**WORK TO DO**
Quote the records below in full, exactly as given, with the images taken out.

* Begin INFORMATION PROVIDED *

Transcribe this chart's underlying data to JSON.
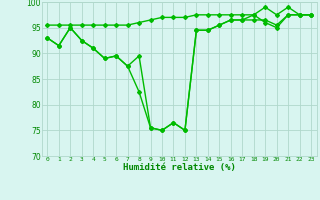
{
  "line1_x": [
    0,
    1,
    2,
    3,
    4,
    5,
    6,
    7,
    8,
    9,
    10,
    11,
    12,
    13,
    14,
    15,
    16,
    17,
    18,
    19,
    20,
    21,
    22,
    23
  ],
  "line1_y": [
    95.5,
    95.5,
    95.5,
    95.5,
    95.5,
    95.5,
    95.5,
    95.5,
    96.0,
    96.5,
    97.0,
    97.0,
    97.0,
    97.5,
    97.5,
    97.5,
    97.5,
    97.5,
    97.5,
    99.0,
    97.5,
    99.0,
    97.5,
    97.5
  ],
  "line2_x": [
    0,
    1,
    2,
    3,
    4,
    5,
    6,
    7,
    8,
    9,
    10,
    11,
    12,
    13,
    14,
    15,
    16,
    17,
    18,
    19,
    20,
    21,
    22,
    23
  ],
  "line2_y": [
    93.0,
    91.5,
    95.0,
    92.5,
    91.0,
    89.0,
    89.5,
    87.5,
    89.5,
    75.5,
    75.0,
    76.5,
    75.0,
    94.5,
    94.5,
    95.5,
    96.5,
    96.5,
    96.5,
    96.5,
    95.5,
    97.5,
    97.5,
    97.5
  ],
  "line3_x": [
    0,
    1,
    2,
    3,
    4,
    5,
    6,
    7,
    8,
    9,
    10,
    11,
    12,
    13,
    14,
    15,
    16,
    17,
    18,
    19,
    20,
    21,
    22,
    23
  ],
  "line3_y": [
    93.0,
    91.5,
    95.0,
    92.5,
    91.0,
    89.0,
    89.5,
    87.5,
    82.5,
    75.5,
    75.0,
    76.5,
    75.0,
    94.5,
    94.5,
    95.5,
    96.5,
    96.5,
    97.5,
    96.0,
    95.0,
    97.5,
    97.5,
    97.5
  ],
  "line_color": "#00bb00",
  "bg_color": "#d8f5f0",
  "grid_color": "#b0d8cc",
  "xlabel": "Humidité relative (%)",
  "xlabel_color": "#008800",
  "ylim": [
    70,
    100
  ],
  "xlim_min": -0.5,
  "xlim_max": 23.5,
  "yticks": [
    70,
    75,
    80,
    85,
    90,
    95,
    100
  ],
  "xticks": [
    0,
    1,
    2,
    3,
    4,
    5,
    6,
    7,
    8,
    9,
    10,
    11,
    12,
    13,
    14,
    15,
    16,
    17,
    18,
    19,
    20,
    21,
    22,
    23
  ],
  "tick_color": "#008800",
  "marker": "D",
  "marker_size": 2.0,
  "linewidth": 1.0
}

* End INFORMATION PROVIDED *

**THE RESPONSE**
Transcribe this chart's underlying data to JSON.
{
  "line1_x": [
    0,
    1,
    2,
    3,
    4,
    5,
    6,
    7,
    8,
    9,
    10,
    11,
    12,
    13,
    14,
    15,
    16,
    17,
    18,
    19,
    20,
    21,
    22,
    23
  ],
  "line1_y": [
    95.5,
    95.5,
    95.5,
    95.5,
    95.5,
    95.5,
    95.5,
    95.5,
    96.0,
    96.5,
    97.0,
    97.0,
    97.0,
    97.5,
    97.5,
    97.5,
    97.5,
    97.5,
    97.5,
    99.0,
    97.5,
    99.0,
    97.5,
    97.5
  ],
  "line2_x": [
    0,
    1,
    2,
    3,
    4,
    5,
    6,
    7,
    8,
    9,
    10,
    11,
    12,
    13,
    14,
    15,
    16,
    17,
    18,
    19,
    20,
    21,
    22,
    23
  ],
  "line2_y": [
    93.0,
    91.5,
    95.0,
    92.5,
    91.0,
    89.0,
    89.5,
    87.5,
    89.5,
    75.5,
    75.0,
    76.5,
    75.0,
    94.5,
    94.5,
    95.5,
    96.5,
    96.5,
    96.5,
    96.5,
    95.5,
    97.5,
    97.5,
    97.5
  ],
  "line3_x": [
    0,
    1,
    2,
    3,
    4,
    5,
    6,
    7,
    8,
    9,
    10,
    11,
    12,
    13,
    14,
    15,
    16,
    17,
    18,
    19,
    20,
    21,
    22,
    23
  ],
  "line3_y": [
    93.0,
    91.5,
    95.0,
    92.5,
    91.0,
    89.0,
    89.5,
    87.5,
    82.5,
    75.5,
    75.0,
    76.5,
    75.0,
    94.5,
    94.5,
    95.5,
    96.5,
    96.5,
    97.5,
    96.0,
    95.0,
    97.5,
    97.5,
    97.5
  ],
  "line_color": "#00bb00",
  "bg_color": "#d8f5f0",
  "grid_color": "#b0d8cc",
  "xlabel": "Humidité relative (%)",
  "xlabel_color": "#008800",
  "ylim": [
    70,
    100
  ],
  "xlim_min": -0.5,
  "xlim_max": 23.5,
  "yticks": [
    70,
    75,
    80,
    85,
    90,
    95,
    100
  ],
  "xticks": [
    0,
    1,
    2,
    3,
    4,
    5,
    6,
    7,
    8,
    9,
    10,
    11,
    12,
    13,
    14,
    15,
    16,
    17,
    18,
    19,
    20,
    21,
    22,
    23
  ],
  "tick_color": "#008800",
  "marker": "D",
  "marker_size": 2.0,
  "linewidth": 1.0
}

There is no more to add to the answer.